Saved entries
%%

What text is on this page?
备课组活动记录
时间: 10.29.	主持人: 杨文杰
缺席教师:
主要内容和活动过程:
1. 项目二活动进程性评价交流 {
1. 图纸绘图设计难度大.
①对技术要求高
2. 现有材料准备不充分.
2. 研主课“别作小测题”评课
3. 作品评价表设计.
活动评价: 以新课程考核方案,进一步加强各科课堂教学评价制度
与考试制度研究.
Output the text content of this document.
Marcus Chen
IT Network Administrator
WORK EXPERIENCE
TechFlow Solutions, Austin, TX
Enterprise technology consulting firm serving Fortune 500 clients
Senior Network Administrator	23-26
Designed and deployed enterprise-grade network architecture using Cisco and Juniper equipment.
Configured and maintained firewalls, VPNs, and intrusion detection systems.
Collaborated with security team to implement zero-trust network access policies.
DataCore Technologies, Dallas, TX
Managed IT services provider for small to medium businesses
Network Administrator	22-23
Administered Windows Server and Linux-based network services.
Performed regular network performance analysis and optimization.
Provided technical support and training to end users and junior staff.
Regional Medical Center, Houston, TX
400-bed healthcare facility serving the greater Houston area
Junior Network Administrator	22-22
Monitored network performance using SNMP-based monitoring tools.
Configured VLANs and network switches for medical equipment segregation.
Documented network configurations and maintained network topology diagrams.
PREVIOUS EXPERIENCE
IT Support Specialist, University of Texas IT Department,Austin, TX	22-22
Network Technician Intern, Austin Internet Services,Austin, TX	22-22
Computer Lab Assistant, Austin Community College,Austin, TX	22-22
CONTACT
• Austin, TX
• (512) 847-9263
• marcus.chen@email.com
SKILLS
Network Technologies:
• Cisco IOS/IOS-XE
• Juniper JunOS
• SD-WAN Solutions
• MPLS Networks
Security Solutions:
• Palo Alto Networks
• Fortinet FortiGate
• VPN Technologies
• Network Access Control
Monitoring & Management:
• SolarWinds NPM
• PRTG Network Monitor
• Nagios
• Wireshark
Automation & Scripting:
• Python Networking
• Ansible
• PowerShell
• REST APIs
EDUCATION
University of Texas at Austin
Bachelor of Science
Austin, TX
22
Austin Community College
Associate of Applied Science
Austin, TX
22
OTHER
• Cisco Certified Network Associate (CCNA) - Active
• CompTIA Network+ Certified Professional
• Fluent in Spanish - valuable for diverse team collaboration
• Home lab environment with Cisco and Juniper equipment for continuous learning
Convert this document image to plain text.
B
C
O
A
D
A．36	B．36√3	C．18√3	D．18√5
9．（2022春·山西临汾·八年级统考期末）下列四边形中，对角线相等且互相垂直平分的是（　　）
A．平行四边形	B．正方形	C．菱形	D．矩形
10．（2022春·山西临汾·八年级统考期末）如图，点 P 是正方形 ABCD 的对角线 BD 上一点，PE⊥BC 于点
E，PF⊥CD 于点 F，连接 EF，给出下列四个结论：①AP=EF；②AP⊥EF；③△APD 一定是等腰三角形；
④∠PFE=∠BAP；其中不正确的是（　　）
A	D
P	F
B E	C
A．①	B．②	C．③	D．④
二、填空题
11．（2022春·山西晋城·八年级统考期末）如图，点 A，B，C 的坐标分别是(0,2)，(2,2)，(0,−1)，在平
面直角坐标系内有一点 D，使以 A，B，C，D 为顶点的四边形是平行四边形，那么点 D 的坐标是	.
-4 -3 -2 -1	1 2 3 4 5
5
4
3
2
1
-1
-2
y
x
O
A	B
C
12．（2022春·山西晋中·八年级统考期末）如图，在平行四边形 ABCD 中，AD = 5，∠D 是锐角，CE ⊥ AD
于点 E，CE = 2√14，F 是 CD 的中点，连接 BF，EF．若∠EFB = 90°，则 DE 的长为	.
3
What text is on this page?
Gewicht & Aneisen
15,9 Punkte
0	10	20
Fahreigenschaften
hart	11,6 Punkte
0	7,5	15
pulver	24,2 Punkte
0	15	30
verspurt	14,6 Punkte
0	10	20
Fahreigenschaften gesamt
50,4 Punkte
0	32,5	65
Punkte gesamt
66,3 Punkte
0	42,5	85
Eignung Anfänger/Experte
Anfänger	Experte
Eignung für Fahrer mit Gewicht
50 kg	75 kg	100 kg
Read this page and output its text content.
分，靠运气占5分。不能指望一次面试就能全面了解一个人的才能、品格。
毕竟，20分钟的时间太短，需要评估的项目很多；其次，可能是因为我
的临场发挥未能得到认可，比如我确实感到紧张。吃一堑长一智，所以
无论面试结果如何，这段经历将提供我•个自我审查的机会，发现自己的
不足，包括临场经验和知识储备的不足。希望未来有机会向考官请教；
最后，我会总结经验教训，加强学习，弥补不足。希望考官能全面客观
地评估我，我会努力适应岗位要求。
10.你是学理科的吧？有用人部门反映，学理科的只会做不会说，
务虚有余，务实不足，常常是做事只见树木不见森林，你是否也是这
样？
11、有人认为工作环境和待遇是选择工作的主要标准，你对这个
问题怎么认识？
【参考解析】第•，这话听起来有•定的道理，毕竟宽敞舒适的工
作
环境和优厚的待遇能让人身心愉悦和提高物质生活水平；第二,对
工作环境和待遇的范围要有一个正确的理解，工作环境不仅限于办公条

%%

What is being asked
Can you give every line above again, exactly as written?

Solution to the exercise
What text is on this page?
备课组活动记录
时间: 10.29.	主持人: 杨文杰
缺席教师:
主要内容和活动过程:
1. 项目二活动进程性评价交流 {
1. 图纸绘图设计难度大.
①对技术要求高
2. 现有材料准备不充分.
2. 研主课“别作小测题”评课
3. 作品评价表设计.
活动评价: 以新课程考核方案,进一步加强各科课堂教学评价制度
与考试制度研究.
Output the text content of this document.
Marcus Chen
IT Network Administrator
WORK EXPERIENCE
TechFlow Solutions, Austin, TX
Enterprise technology consulting firm serving Fortune 500 clients
Senior Network Administrator	23-26
Designed and deployed enterprise-grade network architecture using Cisco and Juniper equipment.
Configured and maintained firewalls, VPNs, and intrusion detection systems.
Collaborated with security team to implement zero-trust network access policies.
DataCore Technologies, Dallas, TX
Managed IT services provider for small to medium businesses
Network Administrator	22-23
Administered Windows Server and Linux-based network services.
Performed regular network performance analysis and optimization.
Provided technical support and training to end users and junior staff.
Regional Medical Center, Houston, TX
400-bed healthcare facility serving the greater Houston area
Junior Network Administrator	22-22
Monitored network performance using SNMP-based monitoring tools.
Configured VLANs and network switches for medical equipment segregation.
Documented network configurations and maintained network topology diagrams.
PREVIOUS EXPERIENCE
IT Support Specialist, University of Texas IT Department,Austin, TX	22-22
Network Technician Intern, Austin Internet Services,Austin, TX	22-22
Computer Lab Assistant, Austin Community College,Austin, TX	22-22
CONTACT
• Austin, TX
• (512) 847-9263
• marcus.chen@email.com
SKILLS
Network Technologies:
• Cisco IOS/IOS-XE
• Juniper JunOS
• SD-WAN Solutions
• MPLS Networks
Security Solutions:
• Palo Alto Networks
• Fortinet FortiGate
• VPN Technologies
• Network Access Control
Monitoring & Management:
• SolarWinds NPM
• PRTG Network Monitor
• Nagios
• Wireshark
Automation & Scripting:
• Python Networking
• Ansible
• PowerShell
• REST APIs
EDUCATION
University of Texas at Austin
Bachelor of Science
Austin, TX
22
Austin Community College
Associate of Applied Science
Austin, TX
22
OTHER
• Cisco Certified Network Associate (CCNA) - Active
• CompTIA Network+ Certified Professional
• Fluent in Spanish - valuable for diverse team collaboration
• Home lab environment with Cisco and Juniper equipment for continuous learning
Convert this document image to plain text.
B
C
O
A
D
A．36	B．36√3	C．18√3	D．18√5
9．（2022春·山西临汾·八年级统考期末）下列四边形中，对角线相等且互相垂直平分的是（　　）
A．平行四边形	B．正方形	C．菱形	D．矩形
10．（2022春·山西临汾·八年级统考期末）如图，点 P 是正方形 ABCD 的对角线 BD 上一点，PE⊥BC 于点
E，PF⊥CD 于点 F，连接 EF，给出下列四个结论：①AP=EF；②AP⊥EF；③△APD 一定是等腰三角形；
④∠PFE=∠BAP；其中不正确的是（　　）
A	D
P	F
B E	C
A．①	B．②	C．③	D．④
二、填空题
11．（2022春·山西晋城·八年级统考期末）如图，点 A，B，C 的坐标分别是(0,2)，(2,2)，(0,−1)，在平
面直角坐标系内有一点 D，使以 A，B，C，D 为顶点的四边形是平行四边形，那么点 D 的坐标是	.
-4 -3 -2 -1	1 2 3 4 5
5
4
3
2
1
-1
-2
y
x
O
A	B
C
12．（2022春·山西晋中·八年级统考期末）如图，在平行四边形 ABCD 中，AD = 5，∠D 是锐角，CE ⊥ AD
于点 E，CE = 2√14，F 是 CD 的中点，连接 BF，EF．若∠EFB = 90°，则 DE 的长为	.
3
What text is on this page?
Gewicht & Aneisen
15,9 Punkte
0	10	20
Fahreigenschaften
hart	11,6 Punkte
0	7,5	15
pulver	24,2 Punkte
0	15	30
verspurt	14,6 Punkte
0	10	20
Fahreigenschaften gesamt
50,4 Punkte
0	32,5	65
Punkte gesamt
66,3 Punkte
0	42,5	85
Eignung Anfänger/Experte
Anfänger	Experte
Eignung für Fahrer mit Gewicht
50 kg	75 kg	100 kg
Read this page and output its text content.
分，靠运气占5分。不能指望一次面试就能全面了解一个人的才能、品格。
毕竟，20分钟的时间太短，需要评估的项目很多；其次，可能是因为我
的临场发挥未能得到认可，比如我确实感到紧张。吃一堑长一智，所以
无论面试结果如何，这段经历将提供我•个自我审查的机会，发现自己的
不足，包括临场经验和知识储备的不足。希望未来有机会向考官请教；
最后，我会总结经验教训，加强学习，弥补不足。希望考官能全面客观
地评估我，我会努力适应岗位要求。
10.你是学理科的吧？有用人部门反映，学理科的只会做不会说，
务虚有余，务实不足，常常是做事只见树木不见森林，你是否也是这
样？
11、有人认为工作环境和待遇是选择工作的主要标准，你对这个
问题怎么认识？
【参考解析】第•，这话听起来有•定的道理，毕竟宽敞舒适的工
作
环境和优厚的待遇能让人身心愉悦和提高物质生活水平；第二,对
工作环境和待遇的范围要有一个正确的理解，工作环境不仅限于办公条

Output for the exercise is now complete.